• **Work instructions**
Locate the string "JSON" in the listing below. Copy every line where it is found.

• **Listed records**

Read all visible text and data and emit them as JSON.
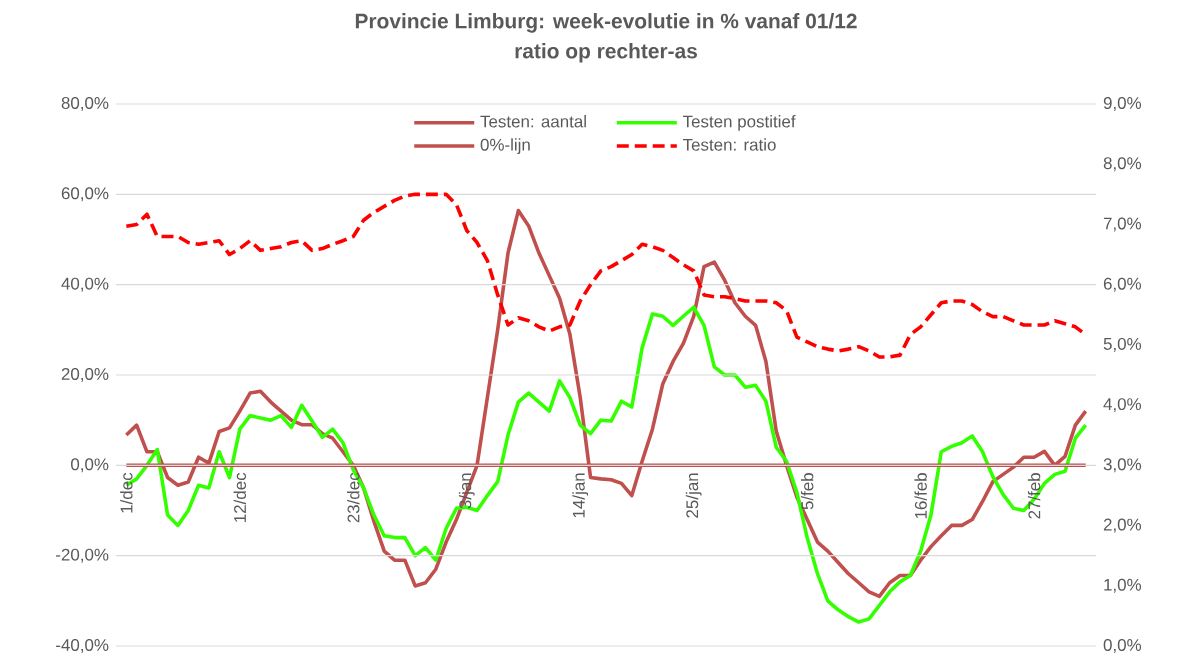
{
  "chart_data": {
    "type": "line",
    "title": "Provincie Limburg: week-evolutie in %  vanaf 01/12",
    "subtitle": "ratio op rechter-as",
    "categories": [
      "1/dec",
      null,
      null,
      null,
      null,
      null,
      null,
      null,
      null,
      null,
      null,
      "12/dec",
      null,
      null,
      null,
      null,
      null,
      null,
      null,
      null,
      null,
      null,
      "23/dec",
      null,
      null,
      null,
      null,
      null,
      null,
      null,
      null,
      null,
      null,
      "3/jan",
      null,
      null,
      null,
      null,
      null,
      null,
      null,
      null,
      null,
      null,
      "14/jan",
      null,
      null,
      null,
      null,
      null,
      null,
      null,
      null,
      null,
      null,
      "25/jan",
      null,
      null,
      null,
      null,
      null,
      null,
      null,
      null,
      null,
      null,
      "5/feb",
      null,
      null,
      null,
      null,
      null,
      null,
      null,
      null,
      null,
      null,
      "16/feb",
      null,
      null,
      null,
      null,
      null,
      null,
      null,
      null,
      null,
      null,
      "27/feb",
      null,
      null,
      null,
      null,
      null
    ],
    "ylim": [
      -40,
      80
    ],
    "yticks": [
      {
        "value": -40,
        "label": "-40,0%"
      },
      {
        "value": -20,
        "label": "-20,0%"
      },
      {
        "value": 0,
        "label": "0,0%"
      },
      {
        "value": 20,
        "label": "20,0%"
      },
      {
        "value": 40,
        "label": "40,0%"
      },
      {
        "value": 60,
        "label": "60,0%"
      },
      {
        "value": 80,
        "label": "80,0%"
      }
    ],
    "y2lim": [
      0,
      9
    ],
    "y2ticks": [
      {
        "value": 0,
        "label": "0,0%"
      },
      {
        "value": 1,
        "label": "1,0%"
      },
      {
        "value": 2,
        "label": "2,0%"
      },
      {
        "value": 3,
        "label": "3,0%"
      },
      {
        "value": 4,
        "label": "4,0%"
      },
      {
        "value": 5,
        "label": "5,0%"
      },
      {
        "value": 6,
        "label": "6,0%"
      },
      {
        "value": 7,
        "label": "7,0%"
      },
      {
        "value": 8,
        "label": "8,0%"
      },
      {
        "value": 9,
        "label": "9,0%"
      }
    ],
    "grid": "y",
    "legend": "top",
    "marker": "none",
    "series": [
      {
        "name": "Testen: aantal",
        "color": "#c0504d",
        "line_style": "solid",
        "values": [
          6.7,
          8.9,
          3,
          3,
          -2.7,
          -4.4,
          -3.7,
          1.8,
          0.5,
          7.5,
          8.3,
          12,
          16,
          16.4,
          14,
          12,
          10,
          9,
          9,
          7,
          6,
          3,
          0,
          -5,
          -12.4,
          -19,
          -21,
          -21,
          -26.7,
          -26,
          -23,
          -17,
          -12,
          -6,
          0,
          15,
          30,
          47,
          56.4,
          53,
          47,
          42,
          37,
          29,
          15,
          -2.7,
          -3,
          -3.2,
          -4,
          -6.7,
          0.9,
          8,
          18,
          23,
          27,
          33,
          44,
          45,
          41,
          36,
          33,
          31,
          23,
          7.6,
          0,
          -7,
          -12,
          -17,
          -19,
          -21.5,
          -24,
          -26,
          -28,
          -29,
          -26,
          -24.4,
          -24.4,
          -21,
          -18,
          -15.6,
          -13.3,
          -13.3,
          -12,
          -8,
          -3.6,
          -2,
          -0.4,
          1.8,
          1.8,
          3.1,
          0,
          2,
          8.9,
          12
        ]
      },
      {
        "name": "Testen postitief",
        "color": "#33ff00",
        "line_style": "solid",
        "values": [
          -4.4,
          -3,
          0,
          3.5,
          -11,
          -13.3,
          -10,
          -4.4,
          -5,
          3,
          -2.7,
          8,
          11,
          10.5,
          10,
          11,
          8.4,
          13.3,
          9.8,
          6.2,
          8,
          5,
          -1,
          -5,
          -11,
          -15.6,
          -16,
          -16,
          -20,
          -18.2,
          -21,
          -14,
          -9.5,
          -9.3,
          -10,
          -6.7,
          -3.6,
          6.7,
          14,
          16,
          14,
          12,
          18.7,
          15,
          8.9,
          7,
          10,
          9.8,
          14.2,
          12.9,
          26,
          33.5,
          33,
          31,
          33,
          35,
          31,
          21.8,
          20,
          20,
          17.3,
          17.7,
          14.2,
          4,
          0.9,
          -6,
          -16,
          -24,
          -30,
          -32,
          -33.5,
          -34.7,
          -34,
          -31,
          -28,
          -25.8,
          -24.4,
          -19,
          -11,
          3,
          4.2,
          5,
          6.5,
          3,
          -2.5,
          -6.5,
          -9.5,
          -10,
          -7.5,
          -4,
          -2,
          -1.3,
          6,
          8.9
        ]
      },
      {
        "name": "0%-lijn",
        "color": "#c0504d",
        "line_style": "solid",
        "values": [
          0,
          0,
          0,
          0,
          0,
          0,
          0,
          0,
          0,
          0,
          0,
          0,
          0,
          0,
          0,
          0,
          0,
          0,
          0,
          0,
          0,
          0,
          0,
          0,
          0,
          0,
          0,
          0,
          0,
          0,
          0,
          0,
          0,
          0,
          0,
          0,
          0,
          0,
          0,
          0,
          0,
          0,
          0,
          0,
          0,
          0,
          0,
          0,
          0,
          0,
          0,
          0,
          0,
          0,
          0,
          0,
          0,
          0,
          0,
          0,
          0,
          0,
          0,
          0,
          0,
          0,
          0,
          0,
          0,
          0,
          0,
          0,
          0,
          0,
          0,
          0,
          0,
          0,
          0,
          0,
          0,
          0,
          0,
          0,
          0,
          0,
          0,
          0,
          0,
          0,
          0,
          0,
          0,
          0
        ]
      },
      {
        "name": "Testen: ratio",
        "color": "#ff0000",
        "line_style": "dashed",
        "axis": "y2",
        "values": [
          6.97,
          7.0,
          7.17,
          6.8,
          6.8,
          6.8,
          6.7,
          6.67,
          6.7,
          6.73,
          6.5,
          6.6,
          6.73,
          6.57,
          6.6,
          6.63,
          6.7,
          6.73,
          6.57,
          6.6,
          6.67,
          6.73,
          6.8,
          7.07,
          7.2,
          7.3,
          7.4,
          7.47,
          7.5,
          7.5,
          7.5,
          7.5,
          7.33,
          6.9,
          6.7,
          6.4,
          5.83,
          5.33,
          5.45,
          5.4,
          5.3,
          5.23,
          5.3,
          5.33,
          5.73,
          6.0,
          6.23,
          6.3,
          6.4,
          6.5,
          6.67,
          6.63,
          6.57,
          6.45,
          6.33,
          6.23,
          5.83,
          5.8,
          5.8,
          5.77,
          5.73,
          5.73,
          5.73,
          5.7,
          5.57,
          5.13,
          5.05,
          4.97,
          4.93,
          4.9,
          4.93,
          4.97,
          4.9,
          4.8,
          4.8,
          4.83,
          5.17,
          5.3,
          5.5,
          5.7,
          5.73,
          5.73,
          5.67,
          5.55,
          5.47,
          5.47,
          5.4,
          5.33,
          5.33,
          5.33,
          5.4,
          5.35,
          5.3,
          5.17
        ]
      }
    ]
  }
}
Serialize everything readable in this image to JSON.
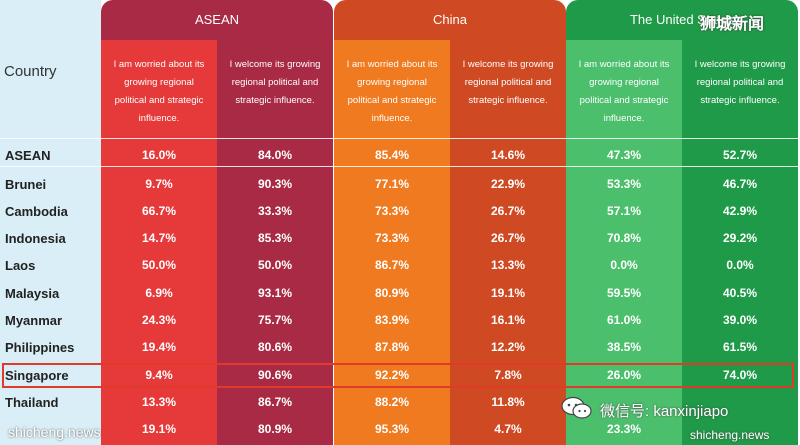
{
  "chart_data": {
    "type": "table",
    "row_header": "Country",
    "groups": [
      {
        "name": "ASEAN",
        "colors": [
          "#e63a3a",
          "#a82a45"
        ]
      },
      {
        "name": "China",
        "colors": [
          "#f07a1f",
          "#cf4a22"
        ]
      },
      {
        "name": "The United States",
        "colors": [
          "#4cbf6d",
          "#1f9a48"
        ]
      }
    ],
    "subheaders": {
      "worried": "I am worried about its growing regional political and strategic influence.",
      "welcome": "I welcome its growing regional political and strategic influence."
    },
    "highlight_row": "Singapore",
    "rows": [
      {
        "country": "ASEAN",
        "values": [
          "16.0%",
          "84.0%",
          "85.4%",
          "14.6%",
          "47.3%",
          "52.7%"
        ]
      },
      {
        "country": "Brunei",
        "values": [
          "9.7%",
          "90.3%",
          "77.1%",
          "22.9%",
          "53.3%",
          "46.7%"
        ]
      },
      {
        "country": "Cambodia",
        "values": [
          "66.7%",
          "33.3%",
          "73.3%",
          "26.7%",
          "57.1%",
          "42.9%"
        ]
      },
      {
        "country": "Indonesia",
        "values": [
          "14.7%",
          "85.3%",
          "73.3%",
          "26.7%",
          "70.8%",
          "29.2%"
        ]
      },
      {
        "country": "Laos",
        "values": [
          "50.0%",
          "50.0%",
          "86.7%",
          "13.3%",
          "0.0%",
          "0.0%"
        ]
      },
      {
        "country": "Malaysia",
        "values": [
          "6.9%",
          "93.1%",
          "80.9%",
          "19.1%",
          "59.5%",
          "40.5%"
        ]
      },
      {
        "country": "Myanmar",
        "values": [
          "24.3%",
          "75.7%",
          "83.9%",
          "16.1%",
          "61.0%",
          "39.0%"
        ]
      },
      {
        "country": "Philippines",
        "values": [
          "19.4%",
          "80.6%",
          "87.8%",
          "12.2%",
          "38.5%",
          "61.5%"
        ]
      },
      {
        "country": "Singapore",
        "values": [
          "9.4%",
          "90.6%",
          "92.2%",
          "7.8%",
          "26.0%",
          "74.0%"
        ]
      },
      {
        "country": "Thailand",
        "values": [
          "13.3%",
          "86.7%",
          "88.2%",
          "11.8%",
          "",
          ""
        ]
      },
      {
        "country": "",
        "values": [
          "19.1%",
          "80.9%",
          "95.3%",
          "4.7%",
          "23.3%",
          ""
        ]
      }
    ]
  },
  "watermarks": {
    "top_right": "狮城新闻",
    "bottom_left": "shicheng.news",
    "wechat_id": "微信号: kanxinjiapo",
    "bottom_right": "shicheng.news"
  }
}
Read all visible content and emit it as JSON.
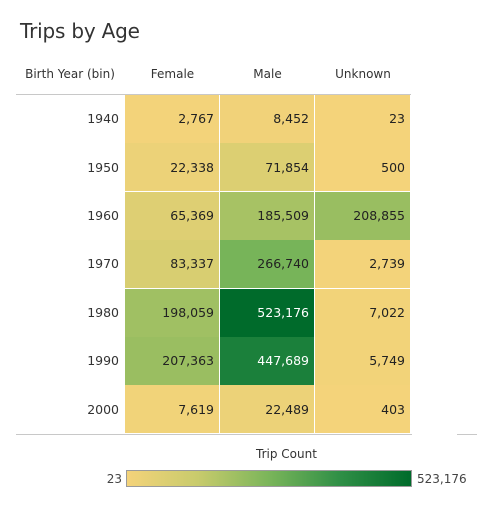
{
  "chart_data": {
    "type": "heatmap",
    "title": "Trips by Age",
    "row_header": "Birth Year (bin)",
    "columns": [
      "Female",
      "Male",
      "Unknown"
    ],
    "rows": [
      "1940",
      "1950",
      "1960",
      "1970",
      "1980",
      "1990",
      "2000"
    ],
    "values": [
      [
        2767,
        8452,
        23
      ],
      [
        22338,
        71854,
        500
      ],
      [
        65369,
        185509,
        208855
      ],
      [
        83337,
        266740,
        2739
      ],
      [
        198059,
        523176,
        7022
      ],
      [
        207363,
        447689,
        5749
      ],
      [
        7619,
        22489,
        403
      ]
    ],
    "labels": [
      [
        "2,767",
        "8,452",
        "23"
      ],
      [
        "22,338",
        "71,854",
        "500"
      ],
      [
        "65,369",
        "185,509",
        "208,855"
      ],
      [
        "83,337",
        "266,740",
        "2,739"
      ],
      [
        "198,059",
        "523,176",
        "7,022"
      ],
      [
        "207,363",
        "447,689",
        "5,749"
      ],
      [
        "7,619",
        "22,489",
        "403"
      ]
    ],
    "legend": {
      "title": "Trip Count",
      "min_label": "23",
      "max_label": "523,176",
      "min": 23,
      "max": 523176,
      "colors": [
        "#f4d37a",
        "#c8cb6c",
        "#7ab55a",
        "#2f8f46",
        "#006b2b"
      ]
    }
  }
}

• **Answer to the problem**
Read all visible text and data and emit them as JSON.
Serialize everything readable in this image to JSON.
Read all visible content and emit it as JSON.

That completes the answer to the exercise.